Given task> Take the data below and repeat it exactly.

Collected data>
Begin

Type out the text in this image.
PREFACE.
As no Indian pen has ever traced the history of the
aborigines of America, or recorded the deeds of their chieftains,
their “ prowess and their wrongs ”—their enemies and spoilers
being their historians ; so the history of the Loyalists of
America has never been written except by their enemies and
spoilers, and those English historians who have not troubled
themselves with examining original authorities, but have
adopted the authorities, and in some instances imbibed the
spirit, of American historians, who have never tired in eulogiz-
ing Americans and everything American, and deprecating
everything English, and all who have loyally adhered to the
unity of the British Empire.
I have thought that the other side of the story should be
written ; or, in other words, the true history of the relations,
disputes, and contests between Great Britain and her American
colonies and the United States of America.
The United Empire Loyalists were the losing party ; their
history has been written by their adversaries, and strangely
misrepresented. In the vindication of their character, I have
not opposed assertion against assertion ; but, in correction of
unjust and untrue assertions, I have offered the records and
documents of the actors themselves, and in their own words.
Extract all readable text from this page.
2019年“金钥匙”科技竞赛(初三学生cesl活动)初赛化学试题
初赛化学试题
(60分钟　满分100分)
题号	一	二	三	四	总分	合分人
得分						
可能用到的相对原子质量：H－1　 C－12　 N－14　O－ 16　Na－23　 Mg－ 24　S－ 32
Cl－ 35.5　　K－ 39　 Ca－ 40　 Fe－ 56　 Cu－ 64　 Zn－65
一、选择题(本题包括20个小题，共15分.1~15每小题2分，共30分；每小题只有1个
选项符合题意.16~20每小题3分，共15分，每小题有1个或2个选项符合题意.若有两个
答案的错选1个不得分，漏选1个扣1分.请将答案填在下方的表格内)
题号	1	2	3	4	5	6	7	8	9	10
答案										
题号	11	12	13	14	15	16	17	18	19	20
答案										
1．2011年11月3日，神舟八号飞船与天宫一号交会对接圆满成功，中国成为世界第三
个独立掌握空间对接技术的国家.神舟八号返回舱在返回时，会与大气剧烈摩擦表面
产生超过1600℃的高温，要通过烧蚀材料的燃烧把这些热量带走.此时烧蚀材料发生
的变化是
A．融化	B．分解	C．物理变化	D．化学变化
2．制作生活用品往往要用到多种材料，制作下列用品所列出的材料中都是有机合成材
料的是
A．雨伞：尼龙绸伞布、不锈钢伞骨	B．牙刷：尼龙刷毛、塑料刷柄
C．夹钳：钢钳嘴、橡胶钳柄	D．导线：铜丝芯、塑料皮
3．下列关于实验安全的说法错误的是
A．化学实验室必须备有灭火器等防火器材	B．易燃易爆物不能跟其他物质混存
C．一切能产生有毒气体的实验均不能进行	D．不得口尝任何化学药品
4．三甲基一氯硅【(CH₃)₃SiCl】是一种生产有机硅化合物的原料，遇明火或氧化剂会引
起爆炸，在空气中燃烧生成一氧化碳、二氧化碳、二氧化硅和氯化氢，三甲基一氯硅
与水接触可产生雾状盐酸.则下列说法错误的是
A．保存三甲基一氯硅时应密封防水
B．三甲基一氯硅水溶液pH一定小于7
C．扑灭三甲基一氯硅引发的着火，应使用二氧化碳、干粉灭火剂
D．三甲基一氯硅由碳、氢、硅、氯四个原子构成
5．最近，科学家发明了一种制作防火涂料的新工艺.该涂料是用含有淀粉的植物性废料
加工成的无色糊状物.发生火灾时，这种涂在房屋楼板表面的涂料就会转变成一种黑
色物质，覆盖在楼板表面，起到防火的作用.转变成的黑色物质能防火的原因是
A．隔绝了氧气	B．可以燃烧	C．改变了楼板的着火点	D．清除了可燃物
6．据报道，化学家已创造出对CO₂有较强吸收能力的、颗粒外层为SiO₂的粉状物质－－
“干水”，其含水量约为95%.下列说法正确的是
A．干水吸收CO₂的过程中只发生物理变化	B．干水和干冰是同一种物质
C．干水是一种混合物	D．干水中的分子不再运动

End

Response>
Type out the text in this image.
PREFACE.
As no Indian pen has ever traced the history of the
aborigines of America, or recorded the deeds of their chieftains,
their “ prowess and their wrongs ”—their enemies and spoilers
being their historians ; so the history of the Loyalists of
America has never been written except by their enemies and
spoilers, and those English historians who have not troubled
themselves with examining original authorities, but have
adopted the authorities, and in some instances imbibed the
spirit, of American historians, who have never tired in eulogiz-
ing Americans and everything American, and deprecating
everything English, and all who have loyally adhered to the
unity of the British Empire.
I have thought that the other side of the story should be
written ; or, in other words, the true history of the relations,
disputes, and contests between Great Britain and her American
colonies and the United States of America.
The United Empire Loyalists were the losing party ; their
history has been written by their adversaries, and strangely
misrepresented. In the vindication of their character, I have
not opposed assertion against assertion ; but, in correction of
unjust and untrue assertions, I have offered the records and
documents of the actors themselves, and in their own words.
Extract all readable text from this page.
2019年“金钥匙”科技竞赛(初三学生cesl活动)初赛化学试题
初赛化学试题
(60分钟　满分100分)
题号	一	二	三	四	总分	合分人
得分						
可能用到的相对原子质量：H－1　 C－12　 N－14　O－ 16　Na－23　 Mg－ 24　S－ 32
Cl－ 35.5　　K－ 39　 Ca－ 40　 Fe－ 56　 Cu－ 64　 Zn－65
一、选择题(本题包括20个小题，共15分.1~15每小题2分，共30分；每小题只有1个
选项符合题意.16~20每小题3分，共15分，每小题有1个或2个选项符合题意.若有两个
答案的错选1个不得分，漏选1个扣1分.请将答案填在下方的表格内)
题号	1	2	3	4	5	6	7	8	9	10
答案										
题号	11	12	13	14	15	16	17	18	19	20
答案										
1．2011年11月3日，神舟八号飞船与天宫一号交会对接圆满成功，中国成为世界第三
个独立掌握空间对接技术的国家.神舟八号返回舱在返回时，会与大气剧烈摩擦表面
产生超过1600℃的高温，要通过烧蚀材料的燃烧把这些热量带走.此时烧蚀材料发生
的变化是
A．融化	B．分解	C．物理变化	D．化学变化
2．制作生活用品往往要用到多种材料，制作下列用品所列出的材料中都是有机合成材
料的是
A．雨伞：尼龙绸伞布、不锈钢伞骨	B．牙刷：尼龙刷毛、塑料刷柄
C．夹钳：钢钳嘴、橡胶钳柄	D．导线：铜丝芯、塑料皮
3．下列关于实验安全的说法错误的是
A．化学实验室必须备有灭火器等防火器材	B．易燃易爆物不能跟其他物质混存
C．一切能产生有毒气体的实验均不能进行	D．不得口尝任何化学药品
4．三甲基一氯硅【(CH₃)₃SiCl】是一种生产有机硅化合物的原料，遇明火或氧化剂会引
起爆炸，在空气中燃烧生成一氧化碳、二氧化碳、二氧化硅和氯化氢，三甲基一氯硅
与水接触可产生雾状盐酸.则下列说法错误的是
A．保存三甲基一氯硅时应密封防水
B．三甲基一氯硅水溶液pH一定小于7
C．扑灭三甲基一氯硅引发的着火，应使用二氧化碳、干粉灭火剂
D．三甲基一氯硅由碳、氢、硅、氯四个原子构成
5．最近，科学家发明了一种制作防火涂料的新工艺.该涂料是用含有淀粉的植物性废料
加工成的无色糊状物.发生火灾时，这种涂在房屋楼板表面的涂料就会转变成一种黑
色物质，覆盖在楼板表面，起到防火的作用.转变成的黑色物质能防火的原因是
A．隔绝了氧气	B．可以燃烧	C．改变了楼板的着火点	D．清除了可燃物
6．据报道，化学家已创造出对CO₂有较强吸收能力的、颗粒外层为SiO₂的粉状物质－－
“干水”，其含水量约为95%.下列说法正确的是
A．干水吸收CO₂的过程中只发生物理变化	B．干水和干冰是同一种物质
C．干水是一种混合物	D．干水中的分子不再运动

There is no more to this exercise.